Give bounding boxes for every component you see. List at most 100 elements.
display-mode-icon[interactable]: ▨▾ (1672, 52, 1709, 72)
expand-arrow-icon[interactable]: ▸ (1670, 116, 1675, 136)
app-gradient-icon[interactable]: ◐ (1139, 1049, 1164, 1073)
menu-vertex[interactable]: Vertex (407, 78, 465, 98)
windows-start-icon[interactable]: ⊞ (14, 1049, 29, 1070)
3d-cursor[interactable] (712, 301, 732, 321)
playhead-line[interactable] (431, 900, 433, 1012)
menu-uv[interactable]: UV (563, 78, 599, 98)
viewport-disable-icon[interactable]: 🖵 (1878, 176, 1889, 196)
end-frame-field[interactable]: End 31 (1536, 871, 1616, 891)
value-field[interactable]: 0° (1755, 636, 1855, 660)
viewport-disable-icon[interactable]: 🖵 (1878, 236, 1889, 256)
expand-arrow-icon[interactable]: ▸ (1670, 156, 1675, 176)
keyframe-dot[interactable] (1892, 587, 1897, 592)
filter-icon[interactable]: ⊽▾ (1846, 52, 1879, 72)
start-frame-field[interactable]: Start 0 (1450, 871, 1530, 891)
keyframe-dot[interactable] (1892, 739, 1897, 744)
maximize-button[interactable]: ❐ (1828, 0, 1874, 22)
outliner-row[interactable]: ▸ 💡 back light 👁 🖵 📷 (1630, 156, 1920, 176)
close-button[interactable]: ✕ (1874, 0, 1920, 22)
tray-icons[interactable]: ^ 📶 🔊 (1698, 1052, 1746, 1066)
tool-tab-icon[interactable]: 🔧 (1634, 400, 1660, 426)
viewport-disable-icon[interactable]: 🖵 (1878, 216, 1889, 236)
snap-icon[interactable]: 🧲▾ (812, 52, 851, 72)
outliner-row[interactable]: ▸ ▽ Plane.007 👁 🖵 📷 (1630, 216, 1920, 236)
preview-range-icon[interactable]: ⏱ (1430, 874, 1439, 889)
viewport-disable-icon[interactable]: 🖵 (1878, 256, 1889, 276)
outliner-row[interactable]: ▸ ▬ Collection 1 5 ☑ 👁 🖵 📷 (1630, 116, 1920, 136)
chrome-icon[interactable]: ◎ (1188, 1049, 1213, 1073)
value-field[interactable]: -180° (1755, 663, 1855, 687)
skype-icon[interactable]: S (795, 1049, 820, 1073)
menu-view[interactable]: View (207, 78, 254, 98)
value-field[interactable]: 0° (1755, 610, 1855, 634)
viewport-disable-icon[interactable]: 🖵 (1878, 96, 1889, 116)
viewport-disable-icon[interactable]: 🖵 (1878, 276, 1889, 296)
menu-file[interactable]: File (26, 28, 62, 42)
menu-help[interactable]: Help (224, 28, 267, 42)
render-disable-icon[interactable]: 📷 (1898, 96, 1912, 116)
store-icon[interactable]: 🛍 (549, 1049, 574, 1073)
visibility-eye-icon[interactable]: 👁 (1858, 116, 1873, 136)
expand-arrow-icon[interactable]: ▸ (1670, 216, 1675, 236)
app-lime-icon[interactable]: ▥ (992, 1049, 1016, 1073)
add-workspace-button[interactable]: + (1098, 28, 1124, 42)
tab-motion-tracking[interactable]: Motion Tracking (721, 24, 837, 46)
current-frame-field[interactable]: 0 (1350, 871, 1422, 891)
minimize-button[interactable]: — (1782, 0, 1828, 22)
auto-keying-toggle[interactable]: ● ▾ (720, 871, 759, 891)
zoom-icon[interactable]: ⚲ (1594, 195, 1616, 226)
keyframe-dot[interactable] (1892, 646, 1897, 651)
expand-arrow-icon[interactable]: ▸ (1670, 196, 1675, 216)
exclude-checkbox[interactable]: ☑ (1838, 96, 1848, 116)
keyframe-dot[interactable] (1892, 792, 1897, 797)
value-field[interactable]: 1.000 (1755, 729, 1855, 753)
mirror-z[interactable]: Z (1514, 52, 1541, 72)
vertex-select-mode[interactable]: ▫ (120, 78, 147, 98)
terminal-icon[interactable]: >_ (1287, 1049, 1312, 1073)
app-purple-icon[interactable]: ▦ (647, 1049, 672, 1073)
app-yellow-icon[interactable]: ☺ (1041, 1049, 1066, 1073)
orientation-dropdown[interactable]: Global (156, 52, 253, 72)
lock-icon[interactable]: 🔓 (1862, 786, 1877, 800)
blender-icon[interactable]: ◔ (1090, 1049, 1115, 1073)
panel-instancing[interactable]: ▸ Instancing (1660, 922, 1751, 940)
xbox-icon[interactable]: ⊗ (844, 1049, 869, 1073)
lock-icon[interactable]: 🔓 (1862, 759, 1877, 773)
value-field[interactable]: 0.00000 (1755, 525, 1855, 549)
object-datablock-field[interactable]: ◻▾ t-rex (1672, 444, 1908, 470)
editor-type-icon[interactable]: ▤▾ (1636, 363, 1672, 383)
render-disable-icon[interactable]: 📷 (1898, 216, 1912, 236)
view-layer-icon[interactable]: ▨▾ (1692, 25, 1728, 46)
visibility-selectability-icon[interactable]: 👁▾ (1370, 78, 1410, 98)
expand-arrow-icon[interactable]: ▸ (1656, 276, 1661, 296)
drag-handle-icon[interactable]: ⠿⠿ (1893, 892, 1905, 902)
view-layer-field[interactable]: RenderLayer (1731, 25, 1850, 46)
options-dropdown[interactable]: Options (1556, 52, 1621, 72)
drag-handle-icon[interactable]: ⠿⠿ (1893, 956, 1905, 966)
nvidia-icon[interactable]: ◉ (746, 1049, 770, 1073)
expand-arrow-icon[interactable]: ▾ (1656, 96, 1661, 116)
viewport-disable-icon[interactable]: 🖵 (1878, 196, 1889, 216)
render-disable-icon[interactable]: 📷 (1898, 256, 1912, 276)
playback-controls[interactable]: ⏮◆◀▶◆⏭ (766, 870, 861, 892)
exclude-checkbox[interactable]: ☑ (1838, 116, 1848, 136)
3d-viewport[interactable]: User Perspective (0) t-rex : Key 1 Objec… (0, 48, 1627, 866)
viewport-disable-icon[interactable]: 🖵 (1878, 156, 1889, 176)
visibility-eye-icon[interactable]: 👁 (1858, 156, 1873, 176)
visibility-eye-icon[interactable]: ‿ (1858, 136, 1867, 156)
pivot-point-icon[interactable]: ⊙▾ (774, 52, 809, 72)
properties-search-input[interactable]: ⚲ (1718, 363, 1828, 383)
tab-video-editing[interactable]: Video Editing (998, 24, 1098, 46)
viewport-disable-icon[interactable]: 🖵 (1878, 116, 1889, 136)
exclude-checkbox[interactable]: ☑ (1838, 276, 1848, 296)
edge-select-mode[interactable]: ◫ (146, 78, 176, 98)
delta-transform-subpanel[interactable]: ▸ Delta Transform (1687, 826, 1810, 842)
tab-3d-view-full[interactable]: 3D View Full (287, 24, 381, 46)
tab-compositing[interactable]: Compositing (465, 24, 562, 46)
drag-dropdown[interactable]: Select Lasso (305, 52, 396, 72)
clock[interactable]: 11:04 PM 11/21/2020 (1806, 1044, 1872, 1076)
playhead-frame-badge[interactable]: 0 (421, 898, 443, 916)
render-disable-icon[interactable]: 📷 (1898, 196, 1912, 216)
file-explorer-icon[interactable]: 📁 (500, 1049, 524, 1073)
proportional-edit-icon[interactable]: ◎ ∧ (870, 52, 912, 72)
===
Requirement:
Revise the lines above so that each occurrence of "viewport-disable-icon" becomes "viewport-toggle-icon", with every other part left unchanged.

The reply:
Give bounding boxes for every component you see. List at most 100 elements.
display-mode-icon[interactable]: ▨▾ (1672, 52, 1709, 72)
expand-arrow-icon[interactable]: ▸ (1670, 116, 1675, 136)
app-gradient-icon[interactable]: ◐ (1139, 1049, 1164, 1073)
menu-vertex[interactable]: Vertex (407, 78, 465, 98)
windows-start-icon[interactable]: ⊞ (14, 1049, 29, 1070)
3d-cursor[interactable] (712, 301, 732, 321)
playhead-line[interactable] (431, 900, 433, 1012)
menu-uv[interactable]: UV (563, 78, 599, 98)
viewport-toggle-icon[interactable]: 🖵 (1878, 176, 1889, 196)
end-frame-field[interactable]: End 31 (1536, 871, 1616, 891)
value-field[interactable]: 0° (1755, 636, 1855, 660)
viewport-toggle-icon[interactable]: 🖵 (1878, 236, 1889, 256)
expand-arrow-icon[interactable]: ▸ (1670, 156, 1675, 176)
keyframe-dot[interactable] (1892, 587, 1897, 592)
filter-icon[interactable]: ⊽▾ (1846, 52, 1879, 72)
start-frame-field[interactable]: Start 0 (1450, 871, 1530, 891)
keyframe-dot[interactable] (1892, 739, 1897, 744)
maximize-button[interactable]: ❐ (1828, 0, 1874, 22)
outliner-row[interactable]: ▸ 💡 back light 👁 🖵 📷 (1630, 156, 1920, 176)
close-button[interactable]: ✕ (1874, 0, 1920, 22)
tray-icons[interactable]: ^ 📶 🔊 (1698, 1052, 1746, 1066)
tool-tab-icon[interactable]: 🔧 (1634, 400, 1660, 426)
viewport-toggle-icon[interactable]: 🖵 (1878, 216, 1889, 236)
snap-icon[interactable]: 🧲▾ (812, 52, 851, 72)
outliner-row[interactable]: ▸ ▽ Plane.007 👁 🖵 📷 (1630, 216, 1920, 236)
preview-range-icon[interactable]: ⏱ (1430, 874, 1439, 889)
viewport-toggle-icon[interactable]: 🖵 (1878, 256, 1889, 276)
outliner-row[interactable]: ▸ ▬ Collection 1 5 ☑ 👁 🖵 📷 (1630, 116, 1920, 136)
chrome-icon[interactable]: ◎ (1188, 1049, 1213, 1073)
value-field[interactable]: -180° (1755, 663, 1855, 687)
skype-icon[interactable]: S (795, 1049, 820, 1073)
menu-view[interactable]: View (207, 78, 254, 98)
value-field[interactable]: 0° (1755, 610, 1855, 634)
viewport-toggle-icon[interactable]: 🖵 (1878, 96, 1889, 116)
viewport-toggle-icon[interactable]: 🖵 (1878, 276, 1889, 296)
menu-file[interactable]: File (26, 28, 62, 42)
menu-help[interactable]: Help (224, 28, 267, 42)
render-disable-icon[interactable]: 📷 (1898, 96, 1912, 116)
store-icon[interactable]: 🛍 (549, 1049, 574, 1073)
visibility-eye-icon[interactable]: 👁 (1858, 116, 1873, 136)
expand-arrow-icon[interactable]: ▸ (1670, 216, 1675, 236)
app-lime-icon[interactable]: ▥ (992, 1049, 1016, 1073)
add-workspace-button[interactable]: + (1098, 28, 1124, 42)
tab-motion-tracking[interactable]: Motion Tracking (721, 24, 837, 46)
current-frame-field[interactable]: 0 (1350, 871, 1422, 891)
minimize-button[interactable]: — (1782, 0, 1828, 22)
auto-keying-toggle[interactable]: ● ▾ (720, 871, 759, 891)
zoom-icon[interactable]: ⚲ (1594, 195, 1616, 226)
keyframe-dot[interactable] (1892, 646, 1897, 651)
expand-arrow-icon[interactable]: ▸ (1670, 196, 1675, 216)
exclude-checkbox[interactable]: ☑ (1838, 96, 1848, 116)
keyframe-dot[interactable] (1892, 792, 1897, 797)
value-field[interactable]: 1.000 (1755, 729, 1855, 753)
mirror-z[interactable]: Z (1514, 52, 1541, 72)
vertex-select-mode[interactable]: ▫ (120, 78, 147, 98)
terminal-icon[interactable]: >_ (1287, 1049, 1312, 1073)
app-purple-icon[interactable]: ▦ (647, 1049, 672, 1073)
app-yellow-icon[interactable]: ☺ (1041, 1049, 1066, 1073)
orientation-dropdown[interactable]: Global (156, 52, 253, 72)
lock-icon[interactable]: 🔓 (1862, 786, 1877, 800)
blender-icon[interactable]: ◔ (1090, 1049, 1115, 1073)
panel-instancing[interactable]: ▸ Instancing (1660, 922, 1751, 940)
xbox-icon[interactable]: ⊗ (844, 1049, 869, 1073)
lock-icon[interactable]: 🔓 (1862, 759, 1877, 773)
value-field[interactable]: 0.00000 (1755, 525, 1855, 549)
object-datablock-field[interactable]: ◻▾ t-rex (1672, 444, 1908, 470)
editor-type-icon[interactable]: ▤▾ (1636, 363, 1672, 383)
render-disable-icon[interactable]: 📷 (1898, 216, 1912, 236)
view-layer-icon[interactable]: ▨▾ (1692, 25, 1728, 46)
visibility-selectability-icon[interactable]: 👁▾ (1370, 78, 1410, 98)
expand-arrow-icon[interactable]: ▸ (1656, 276, 1661, 296)
drag-handle-icon[interactable]: ⠿⠿ (1893, 892, 1905, 902)
view-layer-field[interactable]: RenderLayer (1731, 25, 1850, 46)
options-dropdown[interactable]: Options (1556, 52, 1621, 72)
drag-handle-icon[interactable]: ⠿⠿ (1893, 956, 1905, 966)
nvidia-icon[interactable]: ◉ (746, 1049, 770, 1073)
expand-arrow-icon[interactable]: ▾ (1656, 96, 1661, 116)
viewport-toggle-icon[interactable]: 🖵 (1878, 196, 1889, 216)
render-disable-icon[interactable]: 📷 (1898, 256, 1912, 276)
playback-controls[interactable]: ⏮◆◀▶◆⏭ (766, 870, 861, 892)
exclude-checkbox[interactable]: ☑ (1838, 116, 1848, 136)
3d-viewport[interactable]: User Perspective (0) t-rex : Key 1 Objec… (0, 48, 1627, 866)
viewport-toggle-icon[interactable]: 🖵 (1878, 156, 1889, 176)
visibility-eye-icon[interactable]: 👁 (1858, 156, 1873, 176)
visibility-eye-icon[interactable]: ‿ (1858, 136, 1867, 156)
pivot-point-icon[interactable]: ⊙▾ (774, 52, 809, 72)
properties-search-input[interactable]: ⚲ (1718, 363, 1828, 383)
tab-video-editing[interactable]: Video Editing (998, 24, 1098, 46)
viewport-toggle-icon[interactable]: 🖵 (1878, 116, 1889, 136)
exclude-checkbox[interactable]: ☑ (1838, 276, 1848, 296)
edge-select-mode[interactable]: ◫ (146, 78, 176, 98)
delta-transform-subpanel[interactable]: ▸ Delta Transform (1687, 826, 1810, 842)
tab-3d-view-full[interactable]: 3D View Full (287, 24, 381, 46)
tab-compositing[interactable]: Compositing (465, 24, 562, 46)
drag-dropdown[interactable]: Select Lasso (305, 52, 396, 72)
clock[interactable]: 11:04 PM 11/21/2020 (1806, 1044, 1872, 1076)
playhead-frame-badge[interactable]: 0 (421, 898, 443, 916)
render-disable-icon[interactable]: 📷 (1898, 196, 1912, 216)
file-explorer-icon[interactable]: 📁 (500, 1049, 524, 1073)
proportional-edit-icon[interactable]: ◎ ∧ (870, 52, 912, 72)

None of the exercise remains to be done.